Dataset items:
- - - - -

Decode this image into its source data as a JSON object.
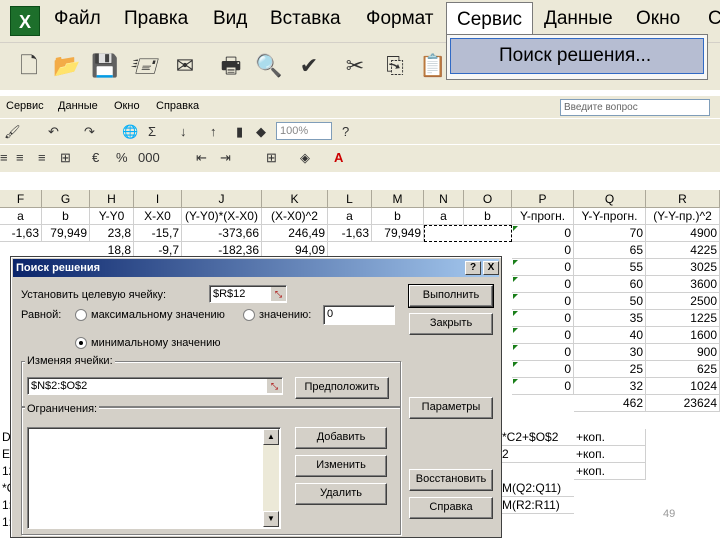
{
  "zoom_menu": [
    "Файл",
    "Правка",
    "Вид",
    "Вставка",
    "Формат",
    "Сервис",
    "Данные",
    "Окно",
    "С"
  ],
  "zoom_dropdown_item": "Поиск решения...",
  "small_menu": [
    "Сервис",
    "Данные",
    "Окно",
    "Справка"
  ],
  "ask_placeholder": "Введите вопрос",
  "zoom_level": "100%",
  "columns": [
    "F",
    "G",
    "H",
    "I",
    "J",
    "K",
    "L",
    "M",
    "N",
    "O",
    "P",
    "Q",
    "R"
  ],
  "header_row": [
    "a",
    "b",
    "Y-Y0",
    "X-X0",
    "(Y-Y0)*(X-X0)",
    "(X-X0)^2",
    "a",
    "b",
    "a",
    "b",
    "Y-прогн.",
    "Y-Y-прогн.",
    "(Y-Y-пр.)^2"
  ],
  "row1": [
    "-1,63",
    "79,949",
    "23,8",
    "-15,7",
    "-373,66",
    "246,49",
    "-1,63",
    "79,949",
    "",
    "",
    "0",
    "70",
    "4900"
  ],
  "row2": [
    "",
    "",
    "18,8",
    "-9,7",
    "-182,36",
    "94,09"
  ],
  "p_col": [
    "0",
    "0",
    "0",
    "0",
    "0",
    "0",
    "0",
    "0",
    "0"
  ],
  "q_col": [
    "65",
    "55",
    "60",
    "50",
    "35",
    "40",
    "30",
    "25",
    "32",
    "462"
  ],
  "r_col": [
    "4225",
    "3025",
    "3600",
    "2500",
    "1225",
    "1600",
    "900",
    "625",
    "1024",
    "23624"
  ],
  "formula_cells": [
    "*C2+$O$2",
    "2",
    "M(Q2:Q11)",
    "M(R2:R11)"
  ],
  "kop_cells": [
    "+коп.",
    "+коп.",
    "+коп."
  ],
  "left_frag": [
    "D",
    "E",
    "12",
    "*C",
    "1:",
    "1:"
  ],
  "dialog": {
    "title": "Поиск решения",
    "help": "?",
    "close": "X",
    "target_label": "Установить целевую ячейку:",
    "target_value": "$R$12",
    "equal_label": "Равной:",
    "max_label": "максимальному значению",
    "value_label": "значению:",
    "value_input": "0",
    "min_label": "минимальному значению",
    "changing_label": "Изменяя ячейки:",
    "changing_value": "$N$2:$O$2",
    "constraints_label": "Ограничения:",
    "btn_run": "Выполнить",
    "btn_close": "Закрыть",
    "btn_guess": "Предположить",
    "btn_params": "Параметры",
    "btn_add": "Добавить",
    "btn_change": "Изменить",
    "btn_delete": "Удалить",
    "btn_reset": "Восстановить",
    "btn_help": "Справка"
  },
  "page_number": "49"
}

- - - - -

Show each line of the data that contains the string "решения".

  "zoom_dropdown_item": "Поиск решения...",
    "title": "Поиск решения",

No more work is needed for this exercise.